Introducing the Altlaw: The Shepard Fairey Obama "Hope" Poster Controversy
By SONIA K. KATYAL & EDUARDO M. PEÑALVER
|Wednesday, March 24, 2010
A couple of months ago, the copyright world was floored by the news that the new poster child for the fair-use movement, Shepard Fairey, had intentionally concealed evidence about which photograph he had relied upon in creating the famous Obama "Hope" Poster. The New Yorker art critic Peter Schjeldahl praised the poster as "the most efficacious American political illustration since "Uncle Sam Wants You." Now, reports have surfaced suggesting that Shepard Fairey is under grand jury investigation for his conduct.
Though the merits of the copyright case have yet to be examined, Fairey has since apologized to the court and to the members of the public who supported him. In addition, he appears to have acquired a new set of lawyers, from the Berkman Center at Harvard Law School, after his original lawyers withdrew upon learning of his deception.
The court case came largely to a standstill after Fairey's initial admission, but whether the case goes forward or settles depends, in part, on whether the parties choose to argue about the merits of fair use, or simply to reach a financial settlement and move on. So it seems appropriate, now, to take a moment to consider what the case can teach us.
No case is ever perfect. But there is something deeply symbolic about the fact that the image that captured an entire political generation--inspiring so many to move forward in sweeping Obama into office - has sparked one of the most controversial and high-profile copyright suits in recent history.
From the beginning, the Fairey case has been about more than the unauthorized use of a photograph: It also personifies the problems with the doctrine of fair use, and the concomitant failures of the legal doctrine that courts have developed to surround and defend the doctrine's dwindling power.

(CHALLENGES):
**A.** In the text on the Fairey "Hope" poster controversy, write out the passage from "No case is ever" to "doctrine's dwindling power.", replacing "copyright suits" with "legal battles".
**B.** List every real person named in the text on the Fairey "Hope" poster controversy, including its authors.

(SUPPLIED DATA):
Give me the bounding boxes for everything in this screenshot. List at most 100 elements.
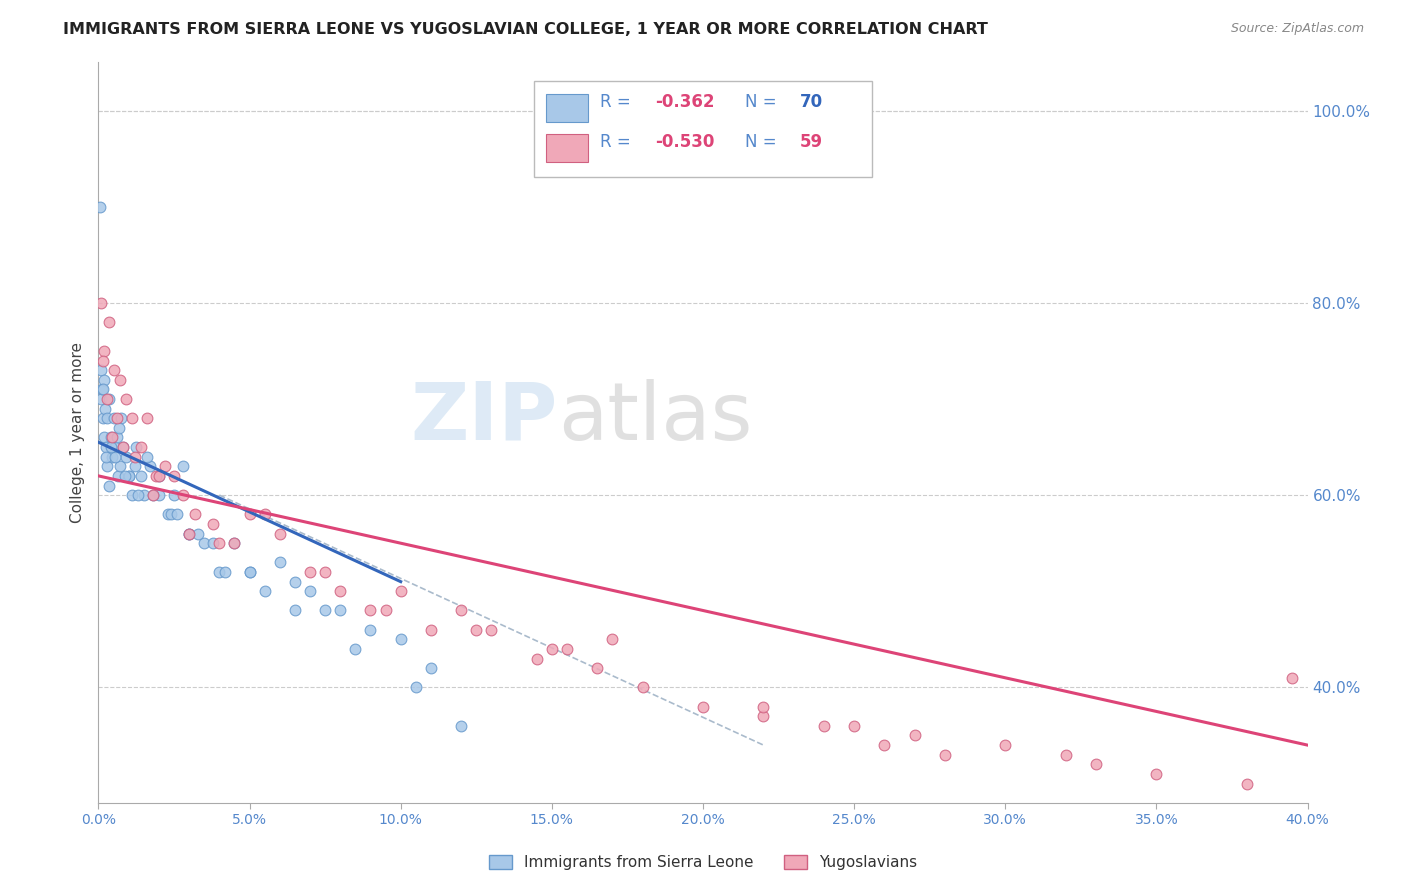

(THE SOLUTIONS):
**A.**
No case is ever perfect. But there is something deeply symbolic about the fact that the image that captured an entire political generation--inspiring so many to move forward in sweeping Obama into office - has sparked one of the most controversial and high-profile legal battles in recent history.
From the beginning, the Fairey case has been about more than the unauthorized use of a photograph: It also personifies the problems with the doctrine of fair use, and the concomitant failures of the legal doctrine that courts have developed to surround and defend the doctrine's dwindling power.

**B.**
Sonia K. Katyal
Eduardo M. Peñalver
Shepard Fairey
Peter Schjeldahl
Obama